Problem description:
Will you write out the data exactly, excluding every picture?

Data shown:
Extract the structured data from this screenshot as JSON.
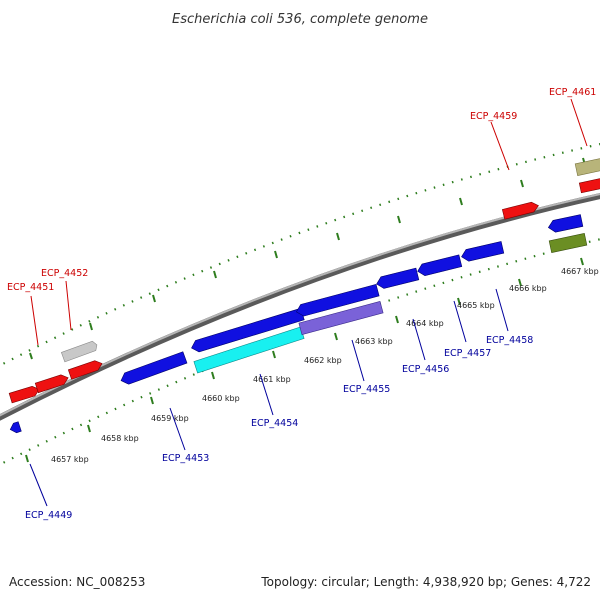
{
  "title": "Escherichia coli 536, complete genome",
  "footer": {
    "accession": "Accession: NC_008253",
    "summary": "Topology: circular; Length: 4,938,920 bp; Genes: 4,722"
  },
  "colors": {
    "backbone": "#8a8a8a",
    "tick": "#2e7d1e",
    "forward_label": "#cc0000",
    "reverse_label": "#00009c"
  },
  "tick_labels": [
    "4657 kbp",
    "4658 kbp",
    "4659 kbp",
    "4660 kbp",
    "4661 kbp",
    "4662 kbp",
    "4663 kbp",
    "4664 kbp",
    "4665 kbp",
    "4666 kbp",
    "4667 kbp"
  ],
  "genes": [
    {
      "label": "ECP_4451",
      "strand": "forward",
      "color": "#ee1111"
    },
    {
      "label": "ECP_4452",
      "strand": "forward",
      "color": "#ee1111"
    },
    {
      "label": "",
      "strand": "forward",
      "color": "#ee1111"
    },
    {
      "label": "",
      "strand": "forward",
      "color": "#c8c8c8"
    },
    {
      "label": "ECP_4459",
      "strand": "forward",
      "color": "#ee1111"
    },
    {
      "label": "ECP_4461",
      "strand": "forward",
      "color": "#ee1111"
    },
    {
      "label": "",
      "strand": "forward",
      "color": "#b8b47a"
    },
    {
      "label": "ECP_4449",
      "strand": "reverse",
      "color": "#1010e0"
    },
    {
      "label": "ECP_4453",
      "strand": "reverse",
      "color": "#1010e0"
    },
    {
      "label": "ECP_4454",
      "strand": "reverse",
      "color": "#1010e0"
    },
    {
      "label": "",
      "strand": "reverse",
      "color": "#18f0f0"
    },
    {
      "label": "ECP_4455",
      "strand": "reverse",
      "color": "#7a62d8"
    },
    {
      "label": "ECP_4456",
      "strand": "reverse",
      "color": "#1010e0"
    },
    {
      "label": "ECP_4457",
      "strand": "reverse",
      "color": "#1010e0"
    },
    {
      "label": "ECP_4458",
      "strand": "reverse",
      "color": "#1010e0"
    },
    {
      "label": "",
      "strand": "reverse",
      "color": "#1010e0"
    },
    {
      "label": "",
      "strand": "reverse",
      "color": "#6b8e23"
    }
  ]
}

Solution for this exercise:
Extract the structured data from this screenshot as JSON.
{
  "title": "Escherichia coli 536, complete genome",
  "footer": {
    "accession": "Accession: NC_008253",
    "summary": "Topology: circular; Length: 4,938,920 bp; Genes: 4,722"
  },
  "colors": {
    "backbone": "#8a8a8a",
    "tick": "#2e7d1e",
    "forward_label": "#cc0000",
    "reverse_label": "#00009c"
  },
  "tick_labels": [
    "4657 kbp",
    "4658 kbp",
    "4659 kbp",
    "4660 kbp",
    "4661 kbp",
    "4662 kbp",
    "4663 kbp",
    "4664 kbp",
    "4665 kbp",
    "4666 kbp",
    "4667 kbp"
  ],
  "genes": [
    {
      "label": "ECP_4451",
      "strand": "forward",
      "color": "#ee1111"
    },
    {
      "label": "ECP_4452",
      "strand": "forward",
      "color": "#ee1111"
    },
    {
      "label": "",
      "strand": "forward",
      "color": "#ee1111"
    },
    {
      "label": "",
      "strand": "forward",
      "color": "#c8c8c8"
    },
    {
      "label": "ECP_4459",
      "strand": "forward",
      "color": "#ee1111"
    },
    {
      "label": "ECP_4461",
      "strand": "forward",
      "color": "#ee1111"
    },
    {
      "label": "",
      "strand": "forward",
      "color": "#b8b47a"
    },
    {
      "label": "ECP_4449",
      "strand": "reverse",
      "color": "#1010e0"
    },
    {
      "label": "ECP_4453",
      "strand": "reverse",
      "color": "#1010e0"
    },
    {
      "label": "ECP_4454",
      "strand": "reverse",
      "color": "#1010e0"
    },
    {
      "label": "",
      "strand": "reverse",
      "color": "#18f0f0"
    },
    {
      "label": "ECP_4455",
      "strand": "reverse",
      "color": "#7a62d8"
    },
    {
      "label": "ECP_4456",
      "strand": "reverse",
      "color": "#1010e0"
    },
    {
      "label": "ECP_4457",
      "strand": "reverse",
      "color": "#1010e0"
    },
    {
      "label": "ECP_4458",
      "strand": "reverse",
      "color": "#1010e0"
    },
    {
      "label": "",
      "strand": "reverse",
      "color": "#1010e0"
    },
    {
      "label": "",
      "strand": "reverse",
      "color": "#6b8e23"
    }
  ]
}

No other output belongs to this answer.